++++ Supplied data

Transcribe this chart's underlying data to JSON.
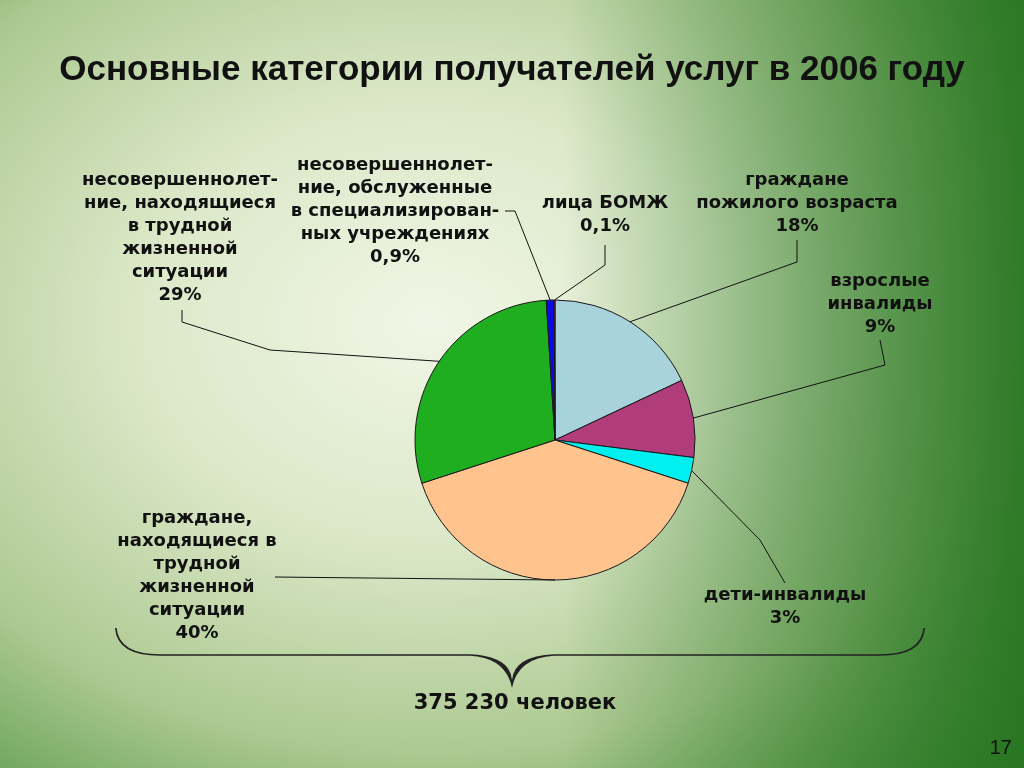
{
  "chart_data": {
    "type": "pie",
    "title": "Основные категории получателей услуг в 2006 году",
    "categories": [
      "граждане\nпожилого возраста",
      "взрослые\nинвалиды",
      "дети-инвалиды",
      "граждане,\nнаходящиеся в\nтрудной\nжизненной\nситуации",
      "несовершеннолет-\nние, находящиеся\nв трудной\nжизненной\nситуации",
      "несовершеннолет-\nние, обслуженные\nв специализирован-\nных учреждениях",
      "лица БОМЖ"
    ],
    "values": [
      18,
      9,
      3,
      40,
      29,
      0.9,
      0.1
    ],
    "colors": [
      "#a9d3dc",
      "#b03c7c",
      "#00f0f0",
      "#ffc48e",
      "#1fae1f",
      "#0a0ae6",
      "#e60000"
    ],
    "value_labels": [
      "18%",
      "9%",
      "3%",
      "40%",
      "29%",
      "0,9%",
      "0,1%"
    ],
    "annotations": [
      "375 230 человек",
      "17"
    ]
  }
}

++++++++

Reproduce the material in its entirety and word for word, without the pictures.

Transcribe this chart's underlying data to JSON.
{
  "chart_data": {
    "type": "pie",
    "title": "Основные категории получателей услуг в 2006 году",
    "categories": [
      "граждане\nпожилого возраста",
      "взрослые\nинвалиды",
      "дети-инвалиды",
      "граждане,\nнаходящиеся в\nтрудной\nжизненной\nситуации",
      "несовершеннолет-\nние, находящиеся\nв трудной\nжизненной\nситуации",
      "несовершеннолет-\nние, обслуженные\nв специализирован-\nных учреждениях",
      "лица БОМЖ"
    ],
    "values": [
      18,
      9,
      3,
      40,
      29,
      0.9,
      0.1
    ],
    "colors": [
      "#a9d3dc",
      "#b03c7c",
      "#00f0f0",
      "#ffc48e",
      "#1fae1f",
      "#0a0ae6",
      "#e60000"
    ],
    "value_labels": [
      "18%",
      "9%",
      "3%",
      "40%",
      "29%",
      "0,9%",
      "0,1%"
    ],
    "annotations": [
      "375 230 человек",
      "17"
    ]
  }
}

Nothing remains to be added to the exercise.